**Consigne**
Recopiez à l'identique le passage sur les crises humanitaires en Afrique, en commençant à « Des besoins humanitaires » et en terminant à « risquent le surendettement. ».

**Passage extrait**
====================
Il est urgent de relancer le projet d’Agence humanitaire africaine, dont l’Union africaine envisage la création depuis 2016, mais qui peine à s’installer et à trouver ses financements.
Des besoins humanitaires lancinants persistent en Afrique dans une relative indifférence, du Mali à l’Éthiopie en passant la RD Congo. Pire, de nouveaux foyers s’allument, comme au Soudan. Les dix crises de déplacement de populations les plus négligées au monde se trouvaient déjà en Afrique, selon le Norwegian Refugee Council, avant que n’éclate, en février 2022, la guerre en Ukraine. Celle-ci a détourné l’attention des donateurs occidentaux, déjà usée par une certaine « fatigue » de l’Afrique. Et ce, alors que ce continent, où se trouvent déployées les plus importantes missions de maintien de la paix des Nations unies, paie très cher les conséquences du conflit russo-ukrainien. L’inflation sur les denrées alimentaires et l’énergie frappe les ménages, tandis que plusieurs États risquent le surendettement.
====================
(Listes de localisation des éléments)
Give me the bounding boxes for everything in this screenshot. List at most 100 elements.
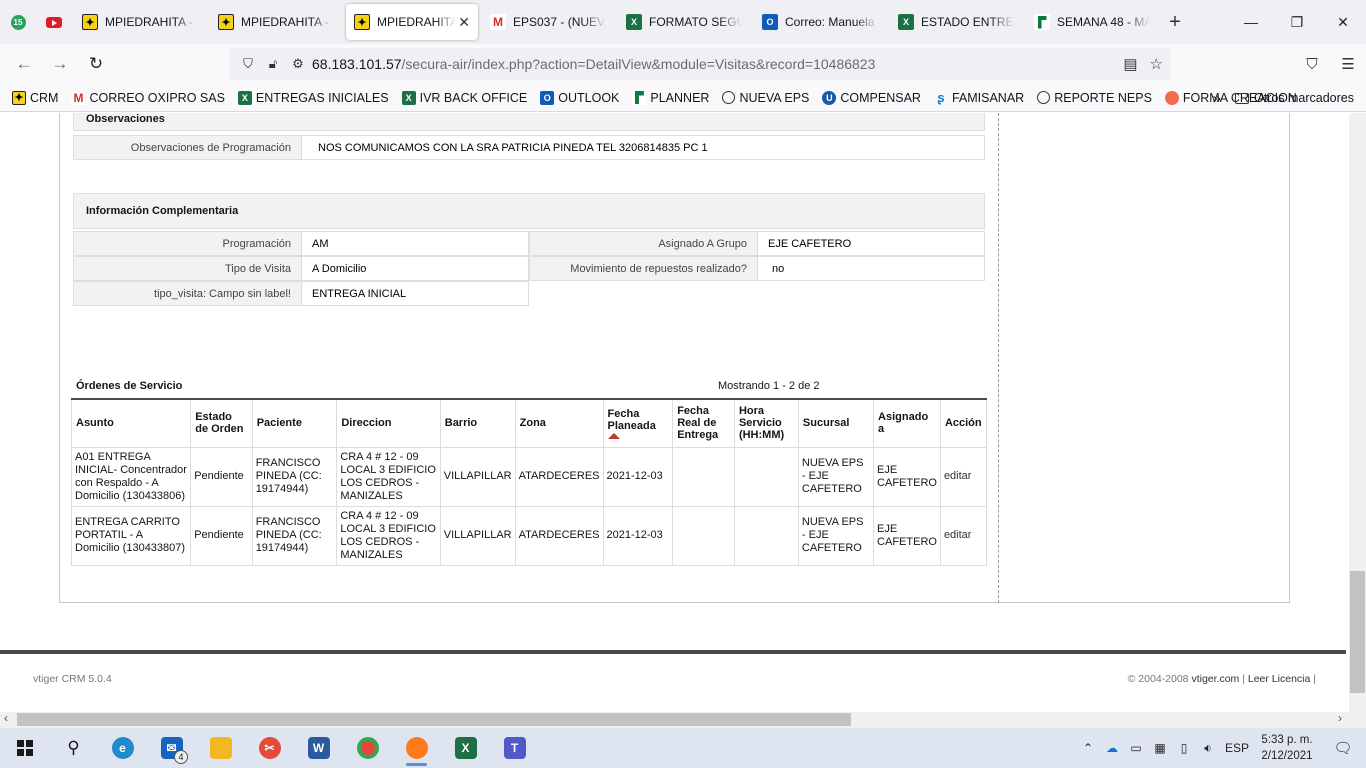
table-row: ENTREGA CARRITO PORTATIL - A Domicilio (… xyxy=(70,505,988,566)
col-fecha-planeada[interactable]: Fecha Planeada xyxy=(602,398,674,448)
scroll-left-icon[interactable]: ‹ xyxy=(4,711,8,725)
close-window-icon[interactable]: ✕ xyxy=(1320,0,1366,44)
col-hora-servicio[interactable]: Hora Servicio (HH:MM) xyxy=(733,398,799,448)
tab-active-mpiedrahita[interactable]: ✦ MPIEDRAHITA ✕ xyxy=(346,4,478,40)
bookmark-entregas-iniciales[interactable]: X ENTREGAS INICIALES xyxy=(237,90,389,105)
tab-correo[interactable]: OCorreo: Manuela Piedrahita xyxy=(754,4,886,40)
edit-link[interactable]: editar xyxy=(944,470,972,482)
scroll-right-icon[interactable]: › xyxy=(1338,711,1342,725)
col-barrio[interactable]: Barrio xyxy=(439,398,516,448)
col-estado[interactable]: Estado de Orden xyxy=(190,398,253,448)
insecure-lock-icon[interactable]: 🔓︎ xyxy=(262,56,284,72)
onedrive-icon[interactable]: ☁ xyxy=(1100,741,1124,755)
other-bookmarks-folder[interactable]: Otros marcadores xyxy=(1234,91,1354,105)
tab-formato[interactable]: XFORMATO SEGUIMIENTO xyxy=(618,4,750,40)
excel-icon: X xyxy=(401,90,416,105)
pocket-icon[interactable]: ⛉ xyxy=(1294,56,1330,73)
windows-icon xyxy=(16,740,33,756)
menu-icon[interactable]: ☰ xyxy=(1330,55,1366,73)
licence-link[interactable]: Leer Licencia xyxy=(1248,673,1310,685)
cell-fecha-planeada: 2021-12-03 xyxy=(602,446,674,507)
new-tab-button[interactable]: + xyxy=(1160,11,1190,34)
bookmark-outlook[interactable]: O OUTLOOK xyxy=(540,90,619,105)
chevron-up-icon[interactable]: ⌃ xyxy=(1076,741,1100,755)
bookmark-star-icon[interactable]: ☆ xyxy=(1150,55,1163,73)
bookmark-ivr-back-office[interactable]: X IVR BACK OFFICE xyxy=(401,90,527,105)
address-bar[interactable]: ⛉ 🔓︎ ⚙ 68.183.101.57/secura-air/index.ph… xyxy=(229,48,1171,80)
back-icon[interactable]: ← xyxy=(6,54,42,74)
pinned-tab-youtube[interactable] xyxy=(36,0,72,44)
====================
**Réponse ci-dessous**
Des besoins humanitaires lancinants persistent en Afrique dans une relative indifférence, du Mali à l’Éthiopie en passant la RD Congo. Pire, de nouveaux foyers s’allument, comme au Soudan. Les dix crises de déplacement de populations les plus négligées au monde se trouvaient déjà en Afrique, selon le Norwegian Refugee Council, avant que n’éclate, en février 2022, la guerre en Ukraine. Celle-ci a détourné l’attention des donateurs occidentaux, déjà usée par une certaine « fatigue » de l’Afrique. Et ce, alors que ce continent, où se trouvent déployées les plus importantes missions de maintien de la paix des Nations unies, paie très cher les conséquences du conflit russo-ukrainien. L’inflation sur les denrées alimentaires et l’énergie frappe les ménages, tandis que plusieurs États risquent le surendettement.